**SET TASK**
Will you write out the data exactly, excluding every picture?

::: DATA SUPPLIED :::

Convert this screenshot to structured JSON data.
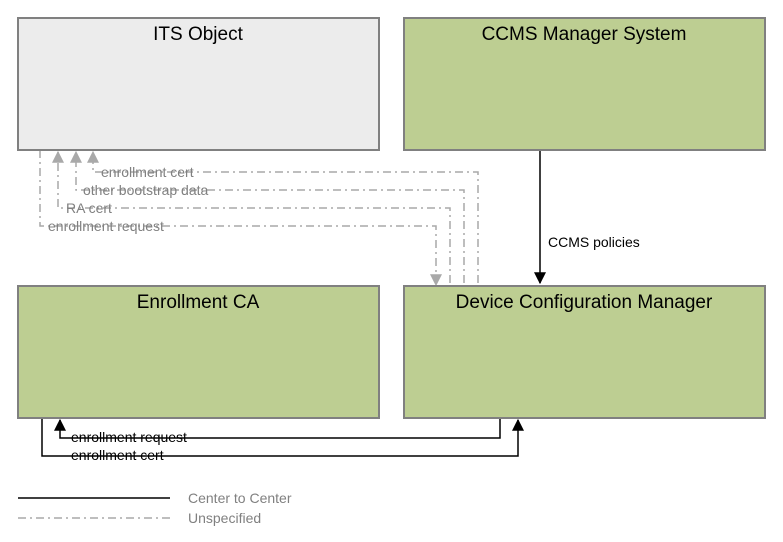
{
  "boxes": {
    "its_object": {
      "label": "ITS Object",
      "fill": "#ececec",
      "stroke": "#808080"
    },
    "ccms_manager": {
      "label": "CCMS Manager System",
      "fill": "#bdce92",
      "stroke": "#808080"
    },
    "enrollment_ca": {
      "label": "Enrollment CA",
      "fill": "#bdce92",
      "stroke": "#808080"
    },
    "dcm": {
      "label": "Device Configuration Manager",
      "fill": "#bdce92",
      "stroke": "#808080"
    }
  },
  "edges": {
    "ccms_policies": "CCMS policies",
    "enrollment_request_bottom": "enrollment request",
    "enrollment_cert_bottom": "enrollment cert",
    "enrollment_cert_top": "enrollment cert",
    "other_bootstrap_data": "other bootstrap data",
    "ra_cert": "RA cert",
    "enrollment_request_top": "enrollment request"
  },
  "legend": {
    "c2c": "Center to Center",
    "unspecified": "Unspecified"
  }
}
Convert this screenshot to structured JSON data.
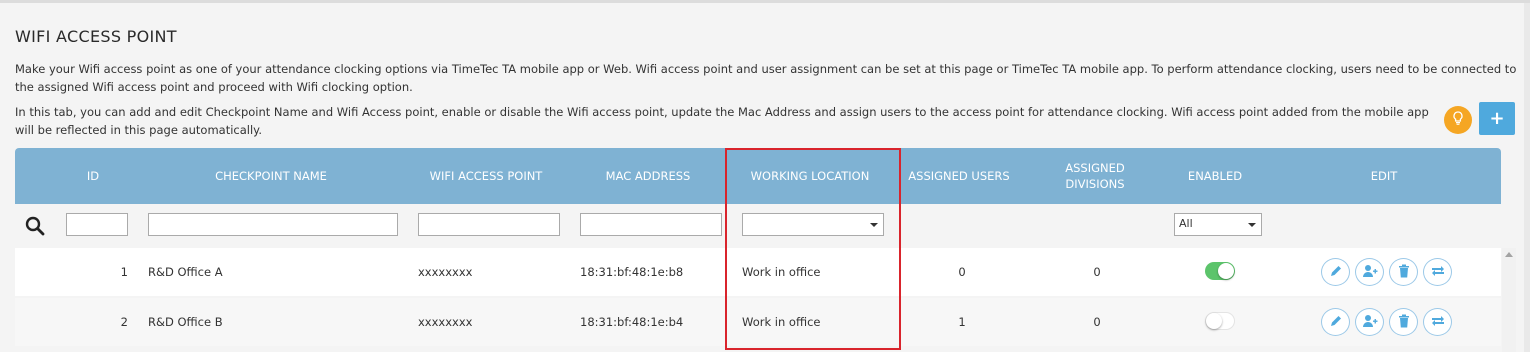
{
  "page": {
    "title": "WIFI ACCESS POINT",
    "description1": "Make your Wifi access point as one of your attendance clocking options via TimeTec TA mobile app or Web. Wifi access point and user assignment can be set at this page or TimeTec TA mobile app. To perform attendance clocking, users need to be connected to the assigned Wifi access point and proceed with Wifi clocking option.",
    "description2": "In this tab, you can add and edit Checkpoint Name and Wifi Access point, enable or disable the Wifi access point, update the Mac Address and assign users to the access point for attendance clocking. Wifi access point added from the mobile app will be reflected in this page automatically.",
    "add_button": "+"
  },
  "table": {
    "headers": {
      "id": "ID",
      "checkpoint_name": "CHECKPOINT NAME",
      "wifi_access_point": "WIFI ACCESS POINT",
      "mac_address": "MAC ADDRESS",
      "working_location": "WORKING LOCATION",
      "assigned_users": "ASSIGNED USERS",
      "assigned_divisions": "ASSIGNED DIVISIONS",
      "enabled": "ENABLED",
      "edit": "EDIT"
    },
    "filters": {
      "working_location_selected": "",
      "enabled_selected": "All"
    },
    "rows": [
      {
        "id": "1",
        "checkpoint_name": "R&D Office A",
        "wifi_access_point": "xxxxxxxx",
        "mac_address": "18:31:bf:48:1e:b8",
        "working_location": "Work in office",
        "assigned_users": "0",
        "assigned_divisions": "0",
        "enabled": true
      },
      {
        "id": "2",
        "checkpoint_name": "R&D Office B",
        "wifi_access_point": "xxxxxxxx",
        "mac_address": "18:31:bf:48:1e:b4",
        "working_location": "Work in office",
        "assigned_users": "1",
        "assigned_divisions": "0",
        "enabled": false
      }
    ]
  },
  "colors": {
    "header_bg": "#7fb2d3",
    "accent_blue": "#4fa9dd",
    "toggle_on": "#5cc46b",
    "tip_orange": "#f5a623",
    "highlight_red": "#d9242c"
  },
  "icons": [
    "search-icon",
    "lightbulb-icon",
    "plus-icon",
    "pencil-icon",
    "add-user-icon",
    "trash-icon",
    "sync-icon",
    "caret-down-icon",
    "scroll-up-icon"
  ]
}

:::

**SOLUTION FOR THIS TASK**
Convert this screenshot to structured JSON data.
{
  "boxes": {
    "its_object": {
      "label": "ITS Object",
      "fill": "#ececec",
      "stroke": "#808080"
    },
    "ccms_manager": {
      "label": "CCMS Manager System",
      "fill": "#bdce92",
      "stroke": "#808080"
    },
    "enrollment_ca": {
      "label": "Enrollment CA",
      "fill": "#bdce92",
      "stroke": "#808080"
    },
    "dcm": {
      "label": "Device Configuration Manager",
      "fill": "#bdce92",
      "stroke": "#808080"
    }
  },
  "edges": {
    "ccms_policies": "CCMS policies",
    "enrollment_request_bottom": "enrollment request",
    "enrollment_cert_bottom": "enrollment cert",
    "enrollment_cert_top": "enrollment cert",
    "other_bootstrap_data": "other bootstrap data",
    "ra_cert": "RA cert",
    "enrollment_request_top": "enrollment request"
  },
  "legend": {
    "c2c": "Center to Center",
    "unspecified": "Unspecified"
  }
}
Convert this screenshot to structured JSON data.
{
  "page": {
    "title": "WIFI ACCESS POINT",
    "description1": "Make your Wifi access point as one of your attendance clocking options via TimeTec TA mobile app or Web. Wifi access point and user assignment can be set at this page or TimeTec TA mobile app. To perform attendance clocking, users need to be connected to the assigned Wifi access point and proceed with Wifi clocking option.",
    "description2": "In this tab, you can add and edit Checkpoint Name and Wifi Access point, enable or disable the Wifi access point, update the Mac Address and assign users to the access point for attendance clocking. Wifi access point added from the mobile app will be reflected in this page automatically.",
    "add_button": "+"
  },
  "table": {
    "headers": {
      "id": "ID",
      "checkpoint_name": "CHECKPOINT NAME",
      "wifi_access_point": "WIFI ACCESS POINT",
      "mac_address": "MAC ADDRESS",
      "working_location": "WORKING LOCATION",
      "assigned_users": "ASSIGNED USERS",
      "assigned_divisions": "ASSIGNED DIVISIONS",
      "enabled": "ENABLED",
      "edit": "EDIT"
    },
    "filters": {
      "working_location_selected": "",
      "enabled_selected": "All"
    },
    "rows": [
      {
        "id": "1",
        "checkpoint_name": "R&D Office A",
        "wifi_access_point": "xxxxxxxx",
        "mac_address": "18:31:bf:48:1e:b8",
        "working_location": "Work in office",
        "assigned_users": "0",
        "assigned_divisions": "0",
        "enabled": true
      },
      {
        "id": "2",
        "checkpoint_name": "R&D Office B",
        "wifi_access_point": "xxxxxxxx",
        "mac_address": "18:31:bf:48:1e:b4",
        "working_location": "Work in office",
        "assigned_users": "1",
        "assigned_divisions": "0",
        "enabled": false
      }
    ]
  },
  "colors": {
    "header_bg": "#7fb2d3",
    "accent_blue": "#4fa9dd",
    "toggle_on": "#5cc46b",
    "tip_orange": "#f5a623",
    "highlight_red": "#d9242c"
  },
  "icons": [
    "search-icon",
    "lightbulb-icon",
    "plus-icon",
    "pencil-icon",
    "add-user-icon",
    "trash-icon",
    "sync-icon",
    "caret-down-icon",
    "scroll-up-icon"
  ]
}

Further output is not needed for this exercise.